Extracted data entries:
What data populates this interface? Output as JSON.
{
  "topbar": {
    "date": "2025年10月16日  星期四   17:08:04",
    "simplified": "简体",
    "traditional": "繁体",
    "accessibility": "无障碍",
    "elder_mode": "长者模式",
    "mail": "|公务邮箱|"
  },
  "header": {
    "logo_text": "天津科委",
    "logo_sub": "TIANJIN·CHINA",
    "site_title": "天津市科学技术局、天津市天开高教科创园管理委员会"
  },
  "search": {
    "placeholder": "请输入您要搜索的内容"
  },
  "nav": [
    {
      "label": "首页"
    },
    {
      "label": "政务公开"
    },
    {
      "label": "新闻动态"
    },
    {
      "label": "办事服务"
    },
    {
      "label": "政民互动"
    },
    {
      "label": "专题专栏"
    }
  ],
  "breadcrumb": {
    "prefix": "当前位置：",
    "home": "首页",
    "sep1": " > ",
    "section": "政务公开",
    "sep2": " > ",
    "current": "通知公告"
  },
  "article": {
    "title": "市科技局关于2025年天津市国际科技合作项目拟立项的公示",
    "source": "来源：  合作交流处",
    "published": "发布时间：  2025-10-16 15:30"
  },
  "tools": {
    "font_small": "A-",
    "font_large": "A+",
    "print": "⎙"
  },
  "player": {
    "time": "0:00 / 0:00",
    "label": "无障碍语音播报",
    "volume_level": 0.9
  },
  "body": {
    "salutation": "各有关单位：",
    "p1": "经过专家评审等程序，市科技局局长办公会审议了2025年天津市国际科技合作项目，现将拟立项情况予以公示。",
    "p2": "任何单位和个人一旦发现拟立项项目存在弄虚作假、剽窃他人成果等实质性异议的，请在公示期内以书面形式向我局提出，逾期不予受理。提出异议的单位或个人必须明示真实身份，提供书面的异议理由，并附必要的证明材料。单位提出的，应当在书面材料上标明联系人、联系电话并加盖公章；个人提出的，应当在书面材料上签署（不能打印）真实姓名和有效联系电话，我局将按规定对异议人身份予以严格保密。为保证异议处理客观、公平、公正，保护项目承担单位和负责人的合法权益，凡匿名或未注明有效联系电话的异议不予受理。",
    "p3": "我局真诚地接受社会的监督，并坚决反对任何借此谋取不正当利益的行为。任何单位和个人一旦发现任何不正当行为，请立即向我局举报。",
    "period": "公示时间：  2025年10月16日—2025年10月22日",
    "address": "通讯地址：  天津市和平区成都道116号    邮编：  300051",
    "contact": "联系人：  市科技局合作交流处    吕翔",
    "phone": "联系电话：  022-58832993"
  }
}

> EXERCISE:
Print the listing above in full, exactly as it is.

> FULL OUTPUT:
What data populates this interface? Output as JSON.
{
  "topbar": {
    "date": "2025年10月16日  星期四   17:08:04",
    "simplified": "简体",
    "traditional": "繁体",
    "accessibility": "无障碍",
    "elder_mode": "长者模式",
    "mail": "|公务邮箱|"
  },
  "header": {
    "logo_text": "天津科委",
    "logo_sub": "TIANJIN·CHINA",
    "site_title": "天津市科学技术局、天津市天开高教科创园管理委员会"
  },
  "search": {
    "placeholder": "请输入您要搜索的内容"
  },
  "nav": [
    {
      "label": "首页"
    },
    {
      "label": "政务公开"
    },
    {
      "label": "新闻动态"
    },
    {
      "label": "办事服务"
    },
    {
      "label": "政民互动"
    },
    {
      "label": "专题专栏"
    }
  ],
  "breadcrumb": {
    "prefix": "当前位置：",
    "home": "首页",
    "sep1": " > ",
    "section": "政务公开",
    "sep2": " > ",
    "current": "通知公告"
  },
  "article": {
    "title": "市科技局关于2025年天津市国际科技合作项目拟立项的公示",
    "source": "来源：  合作交流处",
    "published": "发布时间：  2025-10-16 15:30"
  },
  "tools": {
    "font_small": "A-",
    "font_large": "A+",
    "print": "⎙"
  },
  "player": {
    "time": "0:00 / 0:00",
    "label": "无障碍语音播报",
    "volume_level": 0.9
  },
  "body": {
    "salutation": "各有关单位：",
    "p1": "经过专家评审等程序，市科技局局长办公会审议了2025年天津市国际科技合作项目，现将拟立项情况予以公示。",
    "p2": "任何单位和个人一旦发现拟立项项目存在弄虚作假、剽窃他人成果等实质性异议的，请在公示期内以书面形式向我局提出，逾期不予受理。提出异议的单位或个人必须明示真实身份，提供书面的异议理由，并附必要的证明材料。单位提出的，应当在书面材料上标明联系人、联系电话并加盖公章；个人提出的，应当在书面材料上签署（不能打印）真实姓名和有效联系电话，我局将按规定对异议人身份予以严格保密。为保证异议处理客观、公平、公正，保护项目承担单位和负责人的合法权益，凡匿名或未注明有效联系电话的异议不予受理。",
    "p3": "我局真诚地接受社会的监督，并坚决反对任何借此谋取不正当利益的行为。任何单位和个人一旦发现任何不正当行为，请立即向我局举报。",
    "period": "公示时间：  2025年10月16日—2025年10月22日",
    "address": "通讯地址：  天津市和平区成都道116号    邮编：  300051",
    "contact": "联系人：  市科技局合作交流处    吕翔",
    "phone": "联系电话：  022-58832993"
  }
}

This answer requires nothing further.